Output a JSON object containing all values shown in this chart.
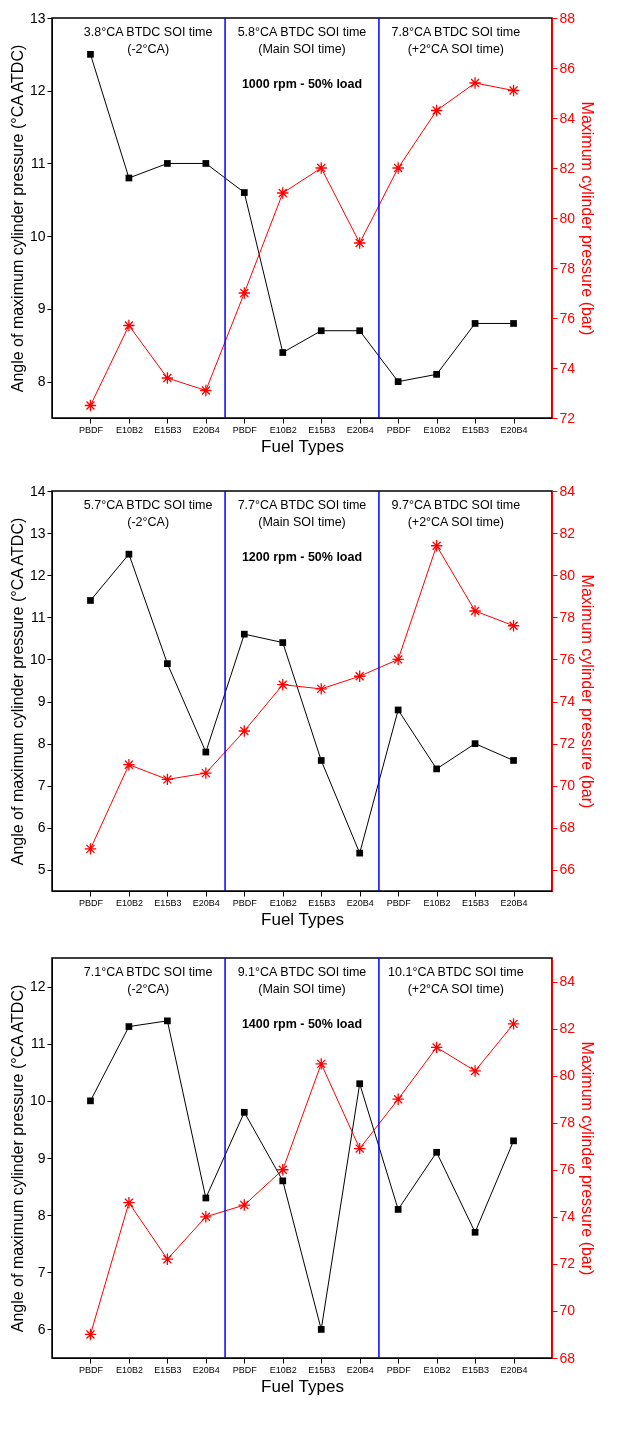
{
  "chart_data": [
    {
      "type": "line",
      "categories": [
        "PBDF",
        "E10B2",
        "E15B3",
        "E20B4",
        "PBDF",
        "E10B2",
        "E15B3",
        "E20B4",
        "PBDF",
        "E10B2",
        "E15B3",
        "E20B4"
      ],
      "xlabel": "Fuel Types",
      "ylabel": "Angle of maximum cylinder pressure (°CA ATDC)",
      "y2label": "Maximum cylinder pressure (bar)",
      "series": [
        {
          "color": "#000000",
          "marker": "square",
          "values": [
            12.5,
            10.8,
            11,
            11,
            10.6,
            8.4,
            8.7,
            8.7,
            8.0,
            8.1,
            8.8,
            8.8
          ]
        },
        {
          "color": "#ff0000",
          "marker": "cross",
          "axis": "y2",
          "values": [
            72.5,
            75.7,
            73.6,
            73.1,
            77,
            81,
            82,
            79,
            82,
            84.3,
            85.4,
            85.1
          ]
        }
      ],
      "ylim": [
        7.5,
        13
      ],
      "yticks": [
        8,
        9,
        10,
        11,
        12,
        13
      ],
      "y2lim": [
        72,
        88
      ],
      "y2ticks": [
        72,
        74,
        76,
        78,
        80,
        82,
        84,
        86,
        88
      ],
      "annotations": [
        "3.8°CA BTDC SOI time\n(-2°CA)",
        "5.8°CA BTDC SOI time\n(Main SOI time)",
        "7.8°CA BTDC SOI time\n(+2°CA SOI time)",
        "1000 rpm - 50% load"
      ],
      "grid": false,
      "line_style": "solid"
    },
    {
      "type": "line",
      "categories": [
        "PBDF",
        "E10B2",
        "E15B3",
        "E20B4",
        "PBDF",
        "E10B2",
        "E15B3",
        "E20B4",
        "PBDF",
        "E10B2",
        "E15B3",
        "E20B4"
      ],
      "xlabel": "Fuel Types",
      "ylabel": "Angle of maximum cylinder pressure (°CA ATDC)",
      "y2label": "Maximum cylinder pressure (bar)",
      "series": [
        {
          "color": "#000000",
          "marker": "square",
          "values": [
            11.4,
            12.5,
            9.9,
            7.8,
            10.6,
            10.4,
            7.6,
            5.4,
            8.8,
            7.4,
            8.0,
            7.6
          ]
        },
        {
          "color": "#ff0000",
          "marker": "cross",
          "axis": "y2",
          "values": [
            67,
            71,
            70.3,
            70.6,
            72.6,
            74.8,
            74.6,
            75.2,
            76,
            81.4,
            78.3,
            77.6
          ]
        }
      ],
      "ylim": [
        4.5,
        14
      ],
      "yticks": [
        5,
        6,
        7,
        8,
        9,
        10,
        11,
        12,
        13,
        14
      ],
      "y2lim": [
        65,
        84
      ],
      "y2ticks": [
        66,
        68,
        70,
        72,
        74,
        76,
        78,
        80,
        82,
        84
      ],
      "annotations": [
        "5.7°CA BTDC SOI time\n(-2°CA)",
        "7.7°CA BTDC SOI time\n(Main SOI time)",
        "9.7°CA BTDC SOI time\n(+2°CA SOI time)",
        "1200 rpm - 50% load"
      ],
      "grid": false,
      "line_style": "solid"
    },
    {
      "type": "line",
      "categories": [
        "PBDF",
        "E10B2",
        "E15B3",
        "E20B4",
        "PBDF",
        "E10B2",
        "E15B3",
        "E20B4",
        "PBDF",
        "E10B2",
        "E15B3",
        "E20B4"
      ],
      "xlabel": "Fuel Types",
      "ylabel": "Angle of maximum cylinder pressure (°CA ATDC)",
      "y2label": "Maximum cylinder pressure (bar)",
      "series": [
        {
          "color": "#000000",
          "marker": "square",
          "values": [
            10,
            11.3,
            11.4,
            8.3,
            9.8,
            8.6,
            6.0,
            10.3,
            8.1,
            9.1,
            7.7,
            9.3
          ]
        },
        {
          "color": "#ff0000",
          "marker": "cross",
          "axis": "y2",
          "values": [
            69,
            74.6,
            72.2,
            74,
            74.5,
            76,
            80.5,
            76.9,
            79,
            81.2,
            80.2,
            82.2
          ]
        }
      ],
      "ylim": [
        5.5,
        12.5
      ],
      "yticks": [
        6,
        7,
        8,
        9,
        10,
        11,
        12
      ],
      "y2lim": [
        68,
        85
      ],
      "y2ticks": [
        68,
        70,
        72,
        74,
        76,
        78,
        80,
        82,
        84
      ],
      "annotations": [
        "7.1°CA BTDC SOI time\n(-2°CA)",
        "9.1°CA BTDC SOI time\n(Main SOI time)",
        "10.1°CA BTDC SOI time\n(+2°CA SOI time)",
        "1400 rpm - 50% load"
      ],
      "grid": false,
      "line_style": "solid"
    }
  ]
}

-- -- --

■ **What you should do**
Restate the full listing verbatim and drop every picture.

■ **Reply**
Output a JSON object containing all values shown in this chart.
{
  "chart_data": [
    {
      "type": "line",
      "categories": [
        "PBDF",
        "E10B2",
        "E15B3",
        "E20B4",
        "PBDF",
        "E10B2",
        "E15B3",
        "E20B4",
        "PBDF",
        "E10B2",
        "E15B3",
        "E20B4"
      ],
      "xlabel": "Fuel Types",
      "ylabel": "Angle of maximum cylinder pressure (°CA ATDC)",
      "y2label": "Maximum cylinder pressure (bar)",
      "series": [
        {
          "color": "#000000",
          "marker": "square",
          "values": [
            12.5,
            10.8,
            11,
            11,
            10.6,
            8.4,
            8.7,
            8.7,
            8.0,
            8.1,
            8.8,
            8.8
          ]
        },
        {
          "color": "#ff0000",
          "marker": "cross",
          "axis": "y2",
          "values": [
            72.5,
            75.7,
            73.6,
            73.1,
            77,
            81,
            82,
            79,
            82,
            84.3,
            85.4,
            85.1
          ]
        }
      ],
      "ylim": [
        7.5,
        13
      ],
      "yticks": [
        8,
        9,
        10,
        11,
        12,
        13
      ],
      "y2lim": [
        72,
        88
      ],
      "y2ticks": [
        72,
        74,
        76,
        78,
        80,
        82,
        84,
        86,
        88
      ],
      "annotations": [
        "3.8°CA BTDC SOI time\n(-2°CA)",
        "5.8°CA BTDC SOI time\n(Main SOI time)",
        "7.8°CA BTDC SOI time\n(+2°CA SOI time)",
        "1000 rpm - 50% load"
      ],
      "grid": false,
      "line_style": "solid"
    },
    {
      "type": "line",
      "categories": [
        "PBDF",
        "E10B2",
        "E15B3",
        "E20B4",
        "PBDF",
        "E10B2",
        "E15B3",
        "E20B4",
        "PBDF",
        "E10B2",
        "E15B3",
        "E20B4"
      ],
      "xlabel": "Fuel Types",
      "ylabel": "Angle of maximum cylinder pressure (°CA ATDC)",
      "y2label": "Maximum cylinder pressure (bar)",
      "series": [
        {
          "color": "#000000",
          "marker": "square",
          "values": [
            11.4,
            12.5,
            9.9,
            7.8,
            10.6,
            10.4,
            7.6,
            5.4,
            8.8,
            7.4,
            8.0,
            7.6
          ]
        },
        {
          "color": "#ff0000",
          "marker": "cross",
          "axis": "y2",
          "values": [
            67,
            71,
            70.3,
            70.6,
            72.6,
            74.8,
            74.6,
            75.2,
            76,
            81.4,
            78.3,
            77.6
          ]
        }
      ],
      "ylim": [
        4.5,
        14
      ],
      "yticks": [
        5,
        6,
        7,
        8,
        9,
        10,
        11,
        12,
        13,
        14
      ],
      "y2lim": [
        65,
        84
      ],
      "y2ticks": [
        66,
        68,
        70,
        72,
        74,
        76,
        78,
        80,
        82,
        84
      ],
      "annotations": [
        "5.7°CA BTDC SOI time\n(-2°CA)",
        "7.7°CA BTDC SOI time\n(Main SOI time)",
        "9.7°CA BTDC SOI time\n(+2°CA SOI time)",
        "1200 rpm - 50% load"
      ],
      "grid": false,
      "line_style": "solid"
    },
    {
      "type": "line",
      "categories": [
        "PBDF",
        "E10B2",
        "E15B3",
        "E20B4",
        "PBDF",
        "E10B2",
        "E15B3",
        "E20B4",
        "PBDF",
        "E10B2",
        "E15B3",
        "E20B4"
      ],
      "xlabel": "Fuel Types",
      "ylabel": "Angle of maximum cylinder pressure (°CA ATDC)",
      "y2label": "Maximum cylinder pressure (bar)",
      "series": [
        {
          "color": "#000000",
          "marker": "square",
          "values": [
            10,
            11.3,
            11.4,
            8.3,
            9.8,
            8.6,
            6.0,
            10.3,
            8.1,
            9.1,
            7.7,
            9.3
          ]
        },
        {
          "color": "#ff0000",
          "marker": "cross",
          "axis": "y2",
          "values": [
            69,
            74.6,
            72.2,
            74,
            74.5,
            76,
            80.5,
            76.9,
            79,
            81.2,
            80.2,
            82.2
          ]
        }
      ],
      "ylim": [
        5.5,
        12.5
      ],
      "yticks": [
        6,
        7,
        8,
        9,
        10,
        11,
        12
      ],
      "y2lim": [
        68,
        85
      ],
      "y2ticks": [
        68,
        70,
        72,
        74,
        76,
        78,
        80,
        82,
        84
      ],
      "annotations": [
        "7.1°CA BTDC SOI time\n(-2°CA)",
        "9.1°CA BTDC SOI time\n(Main SOI time)",
        "10.1°CA BTDC SOI time\n(+2°CA SOI time)",
        "1400 rpm - 50% load"
      ],
      "grid": false,
      "line_style": "solid"
    }
  ]
}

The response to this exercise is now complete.